══ RECORDS FOR THIS EXERCISE ══
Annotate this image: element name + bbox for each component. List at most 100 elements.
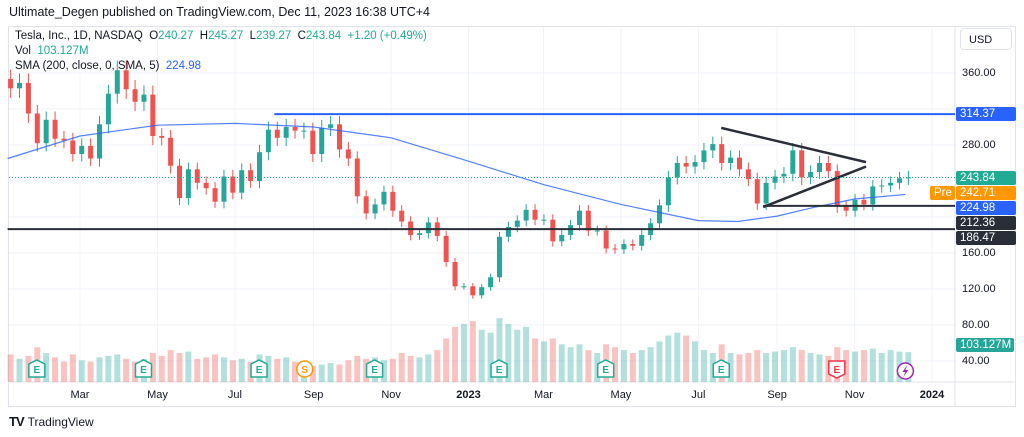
symbol-title[interactable]: Tesla, Inc., 1D, NASDAQ [15,30,143,42]
volume-bar [452,326,459,382]
volume-bar [354,355,361,382]
candle-body [799,150,805,178]
volume-legend[interactable]: Vol 103.127M [15,45,89,57]
candle-body [416,233,422,235]
volume-bar [647,347,654,382]
candle-body [550,219,556,242]
volume-bar [220,357,227,382]
y-tick-label: 40.00 [962,355,990,367]
candle-body [265,129,271,153]
volume-bar [754,350,761,382]
sma-label: SMA (200, close, 0, SMA, 5) [15,60,160,72]
earnings-marker-label: E [371,365,378,376]
volume-bar [674,332,681,382]
candle-body [736,157,742,170]
earnings-marker[interactable] [134,359,153,378]
volume-bar [656,341,663,382]
candle-body [159,136,165,138]
earnings-marker[interactable] [28,359,46,378]
candle-body [665,177,671,206]
earnings-marker[interactable] [712,359,730,378]
earnings-marker[interactable] [250,359,268,378]
volume-bar [434,350,441,382]
currency-button[interactable]: USD [960,28,1012,50]
volume-bar [638,350,645,382]
candle-body [683,163,689,167]
earnings-marker[interactable] [365,359,384,378]
candle-body [816,163,822,172]
volume-bar [869,348,876,382]
earnings-marker[interactable] [490,359,508,378]
x-tick-label: Jul [691,389,706,401]
candle-body [79,145,85,154]
tradingview-logo[interactable]: TV TradingView [9,414,94,429]
lightning-bolt-icon [902,365,909,377]
open-value: 240.27 [158,30,194,42]
sma-legend[interactable]: SMA (200, close, 0, SMA, 5) 224.98 [15,60,201,72]
candle-body [141,94,147,102]
close-label: C [297,30,306,42]
volume-bar [212,354,219,382]
candle-body [221,176,227,202]
candle-body [257,152,263,181]
candle-body [656,205,662,224]
volume-bar [620,350,627,382]
candle-body [772,176,778,183]
candle-body [745,169,751,180]
candle-body [194,169,200,183]
candle-body [621,244,627,250]
volume-bar [807,353,814,382]
earnings-marker-label: E [256,365,263,376]
candle-body [34,113,40,144]
candle-body [896,178,902,183]
candle-body [292,127,298,131]
candle-body [425,222,431,234]
earnings-marker[interactable] [596,359,615,378]
volume-bar [514,329,521,382]
volume-bar [407,355,414,382]
candle-body [372,204,378,214]
volume-bar [283,357,290,382]
candle-body [505,226,511,237]
open-label: O [149,30,159,42]
candle-body [203,182,209,189]
price-label: 243.84 [956,170,1016,185]
candle-body [630,244,636,246]
sma-line [7,122,906,223]
candle-body [123,70,129,90]
candle-body [97,124,103,159]
candle-body [754,179,760,204]
volume-bar [700,350,707,382]
candle-body [336,124,342,150]
candle-body [43,119,49,144]
volume-bar [52,357,59,382]
split-marker[interactable] [296,360,314,378]
candle-body [674,163,680,178]
volume-bar [69,354,76,382]
volume-bar [203,357,210,382]
volume-bar [398,353,405,382]
candle-body [692,162,698,167]
earnings-marker[interactable] [828,360,846,379]
volume-bar [238,358,245,382]
y-tick-label: 280.00 [962,139,996,151]
volume-bar [123,358,130,382]
candle-body [452,262,458,287]
candle-body [514,220,520,227]
candle-body [701,150,707,163]
earnings-marker-label: E [833,365,840,376]
candle-body [808,172,814,178]
candle-body [834,171,840,207]
x-tick-label: May [610,389,632,401]
volume-bar [78,360,85,382]
volume-bar [460,324,467,382]
candle-body [61,138,67,141]
volume-bar [105,355,112,382]
candle-body [345,149,351,159]
split-marker-label: S [301,365,308,376]
earnings-marker-label: E [33,365,40,376]
volume-bar [185,351,192,382]
volume-label: Vol [15,45,31,57]
candle-body [239,170,245,193]
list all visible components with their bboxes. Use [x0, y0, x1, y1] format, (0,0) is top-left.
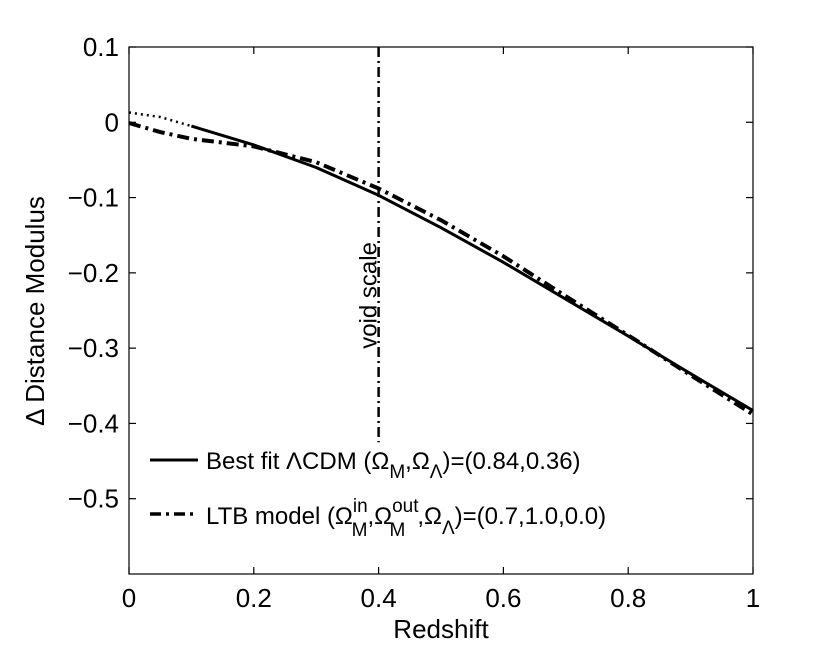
x-tick-label: 0 [122, 583, 136, 613]
legend-label-lcdm: Best fit ΛCDM (ΩM,ΩΛ)=(0.84,0.36) [206, 448, 581, 483]
series-lcdm-line [190, 124, 754, 412]
series [128, 111, 755, 417]
y-tick-label: −0.4 [68, 408, 119, 438]
x-tick-label: 0.2 [236, 583, 272, 613]
y-tick-label: −0.2 [68, 258, 119, 288]
x-tick-label: 0.4 [361, 583, 397, 613]
legend-label-ltb: LTB model (Ωin M,Ωout M,ΩΛ)=(0.7,1.0,0.0) [206, 496, 606, 541]
legend: Best fit ΛCDM (ΩM,ΩΛ)=(0.84,0.36) LTB mo… [150, 448, 606, 541]
y-tick-label: 0.1 [83, 32, 119, 62]
ticks [128, 46, 754, 574]
x-axis-title: Redshift [393, 614, 489, 644]
x-tick-label: 1 [746, 583, 760, 613]
plot-frame [128, 46, 754, 575]
y-tick-label: −0.5 [68, 484, 119, 514]
y-axis-title: Δ Distance Modulus [20, 196, 50, 426]
x-tick-label: 0.6 [485, 583, 521, 613]
series-ltb-line [128, 121, 755, 417]
void-scale-label: void scale [356, 242, 383, 349]
y-tick-label: −0.1 [68, 183, 119, 213]
y-tick-label: −0.3 [68, 333, 119, 363]
series-dotted-line [128, 111, 192, 128]
x-tick-label: 0.8 [610, 583, 646, 613]
tick-labels: 0 0.2 0.4 0.6 0.8 1 0.1 0 −0.1 −0.2 −0.3 −0.4 −0.5 [68, 32, 761, 613]
y-tick-label: 0 [105, 107, 119, 137]
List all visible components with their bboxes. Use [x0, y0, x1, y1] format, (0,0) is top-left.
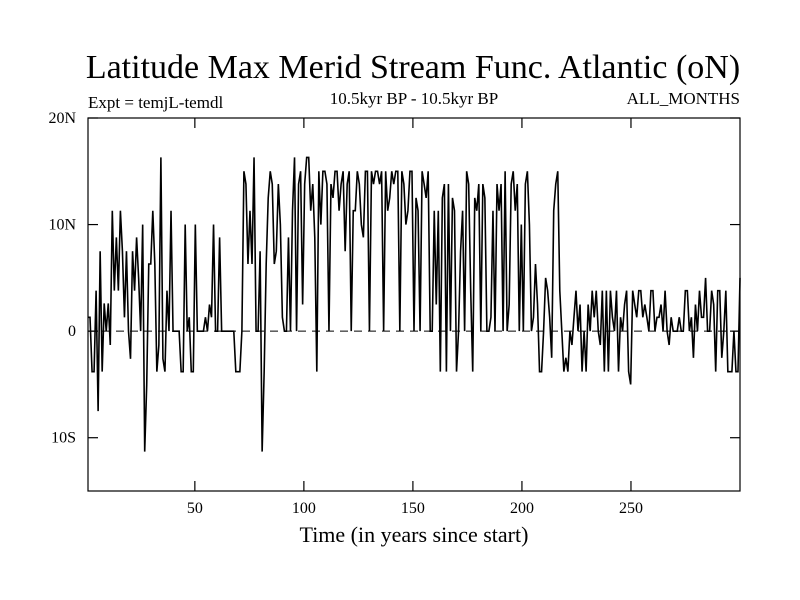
- x-tick-label: 100: [292, 500, 316, 517]
- chart-title: Latitude Max Merid Stream Func. Atlantic…: [86, 49, 740, 86]
- y-tick-label: 0: [68, 323, 76, 340]
- x-axis-label: Time (in years since start): [300, 522, 529, 547]
- x-axis: 50 100 150 200 250: [187, 118, 643, 517]
- series-line: [88, 156, 741, 452]
- x-tick-label: 250: [619, 500, 643, 517]
- period-label: 10.5kyr BP - 10.5kyr BP: [330, 89, 498, 108]
- y-axis: 20N 10N 0 10S: [48, 110, 740, 447]
- x-tick-label: 150: [401, 500, 425, 517]
- experiment-label: Expt = temjL-temdl: [88, 93, 223, 112]
- y-tick-label: 20N: [48, 110, 76, 127]
- x-tick-label: 50: [187, 500, 203, 517]
- plot-frame: [87, 117, 741, 492]
- months-label: ALL_MONTHS: [627, 89, 740, 108]
- y-tick-label: 10N: [48, 217, 76, 234]
- y-tick-label: 10S: [51, 430, 76, 447]
- x-tick-label: 200: [510, 500, 534, 517]
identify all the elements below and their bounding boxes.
═══
GIVEN EXERCISE —
Output every line of the records above exactly as it appears, leaving out the pictures.

RIGHT ANSWER —
Annotate this image: element name + bbox for each component. List at most 100 elements.
symbol-title[interactable]: Tesla, Inc., 1D, NASDAQ [15,30,143,42]
volume-bar [452,326,459,382]
volume-bar [354,355,361,382]
candle-body [799,150,805,178]
volume-legend[interactable]: Vol 103.127M [15,45,89,57]
candle-body [416,233,422,235]
volume-bar [647,347,654,382]
candle-body [550,219,556,242]
volume-bar [220,357,227,382]
y-tick-label: 40.00 [962,355,990,367]
candle-body [265,129,271,153]
volume-bar [754,350,761,382]
sma-label: SMA (200, close, 0, SMA, 5) [15,60,160,72]
earnings-marker-label: E [371,365,378,376]
volume-bar [674,332,681,382]
candle-body [736,157,742,170]
earnings-marker[interactable] [134,359,153,378]
volume-bar [656,341,663,382]
candle-body [159,136,165,138]
earnings-marker[interactable] [28,359,46,378]
candle-body [665,177,671,206]
earnings-marker[interactable] [712,359,730,378]
earnings-marker[interactable] [250,359,268,378]
volume-bar [434,350,441,382]
currency-button[interactable]: USD [960,28,1012,50]
volume-bar [638,350,645,382]
candle-body [683,163,689,167]
earnings-marker[interactable] [365,359,384,378]
candle-body [816,163,822,172]
volume-bar [869,348,876,382]
earnings-marker[interactable] [490,359,508,378]
x-tick-label: Jul [691,389,706,401]
candle-body [79,145,85,154]
tradingview-logo[interactable]: TV TradingView [9,414,94,429]
lightning-bolt-icon [902,365,909,377]
open-value: 240.27 [158,30,194,42]
sma-legend[interactable]: SMA (200, close, 0, SMA, 5) 224.98 [15,60,201,72]
candle-body [141,94,147,102]
close-label: C [297,30,306,42]
volume-bar [212,354,219,382]
candle-body [221,176,227,202]
candle-body [257,152,263,181]
candle-body [656,205,662,224]
volume-bar [620,350,627,382]
candle-body [772,176,778,183]
candle-body [745,169,751,180]
candle-body [194,169,200,183]
candle-body [621,244,627,250]
volume-bar [807,353,814,382]
earnings-marker-label: E [256,365,263,376]
candle-body [34,113,40,144]
candle-body [896,178,902,183]
candle-body [292,127,298,131]
candle-body [425,222,431,234]
earnings-marker[interactable] [596,359,615,378]
volume-bar [514,329,521,382]
volume-bar [407,355,414,382]
candle-body [372,204,378,214]
volume-bar [283,357,290,382]
candle-body [505,226,511,237]
open-label: O [149,30,159,42]
candle-body [203,182,209,189]
price-label: 243.84 [956,170,1016,185]
candle-body [630,244,636,246]
sma-line [7,122,906,223]
candle-body [123,70,129,90]
candle-body [97,124,103,159]
candle-body [754,179,760,204]
volume-bar [700,350,707,382]
candle-body [336,124,342,150]
candle-body [43,119,49,144]
volume-bar [52,357,59,382]
split-marker[interactable] [296,360,314,378]
candle-body [674,163,680,178]
volume-bar [69,354,76,382]
volume-bar [203,357,210,382]
volume-bar [398,353,405,382]
candle-body [692,162,698,167]
earnings-marker[interactable] [828,360,846,379]
volume-bar [238,358,245,382]
y-tick-label: 280.00 [962,139,996,151]
volume-bar [123,358,130,382]
candle-body [452,262,458,287]
candle-body [514,220,520,227]
candle-body [701,150,707,163]
earnings-marker-label: E [833,365,840,376]
candle-body [808,172,814,178]
candle-body [834,171,840,207]
x-tick-label: May [610,389,632,401]
volume-bar [78,360,85,382]
volume-bar [460,324,467,382]
candle-body [61,138,67,141]
volume-bar [105,355,112,382]
candle-body [345,149,351,159]
split-marker-label: S [301,365,308,376]
earnings-marker-label: E [33,365,40,376]
volume-bar [185,351,192,382]
volume-label: Vol [15,45,31,57]
candle-body [239,170,245,193]
list all visible components with their bboxes. Use [x0, y0, x1, y1] format, (0,0) is top-left.
x-tick-label: 0 [122, 583, 136, 613]
legend-label-lcdm: Best fit ΛCDM (ΩM,ΩΛ)=(0.84,0.36) [206, 448, 581, 483]
series-lcdm-line [190, 124, 754, 412]
series [128, 111, 755, 417]
y-tick-label: −0.4 [68, 408, 119, 438]
x-tick-label: 0.2 [236, 583, 272, 613]
y-tick-label: −0.2 [68, 258, 119, 288]
x-tick-label: 0.4 [361, 583, 397, 613]
legend-label-ltb: LTB model (Ωin M,Ωout M,ΩΛ)=(0.7,1.0,0.0) [206, 496, 606, 541]
legend: Best fit ΛCDM (ΩM,ΩΛ)=(0.84,0.36) LTB mo… [150, 448, 606, 541]
y-tick-label: 0.1 [83, 32, 119, 62]
ticks [128, 46, 754, 574]
x-axis-title: Redshift [393, 614, 489, 644]
x-tick-label: 1 [746, 583, 760, 613]
plot-frame [128, 46, 754, 575]
y-tick-label: −0.5 [68, 484, 119, 514]
y-axis-title: Δ Distance Modulus [20, 196, 50, 426]
x-tick-label: 0.6 [485, 583, 521, 613]
series-ltb-line [128, 121, 755, 417]
void-scale-label: void scale [356, 242, 383, 349]
y-tick-label: −0.1 [68, 183, 119, 213]
y-tick-label: −0.3 [68, 333, 119, 363]
series-dotted-line [128, 111, 192, 128]
x-tick-label: 0.8 [610, 583, 646, 613]
tick-labels: 0 0.2 0.4 0.6 0.8 1 0.1 0 −0.1 −0.2 −0.3 −0.4 −0.5 [68, 32, 761, 613]
y-tick-label: 0 [105, 107, 119, 137]
List all visible components with their bboxes. Use [x0, y0, x1, y1] format, (0,0) is top-left.
- x-tick-label: 100: [292, 500, 316, 517]
- chart-title: Latitude Max Merid Stream Func. Atlantic…: [86, 49, 740, 86]
- y-tick-label: 0: [68, 323, 76, 340]
- x-axis-label: Time (in years since start): [300, 522, 529, 547]
- x-axis: 50 100 150 200 250: [187, 118, 643, 517]
- series-line: [88, 156, 741, 452]
- x-tick-label: 250: [619, 500, 643, 517]
- period-label: 10.5kyr BP - 10.5kyr BP: [330, 89, 498, 108]
- y-axis: 20N 10N 0 10S: [48, 110, 740, 447]
- x-tick-label: 150: [401, 500, 425, 517]
- experiment-label: Expt = temjL-temdl: [88, 93, 223, 112]
- y-tick-label: 20N: [48, 110, 76, 127]
- x-tick-label: 50: [187, 500, 203, 517]
- plot-frame: [87, 117, 741, 492]
- months-label: ALL_MONTHS: [627, 89, 740, 108]
- y-tick-label: 10N: [48, 217, 76, 234]
- y-tick-label: 10S: [51, 430, 76, 447]
- x-tick-label: 200: [510, 500, 534, 517]
identify all the elements below and their bounding boxes.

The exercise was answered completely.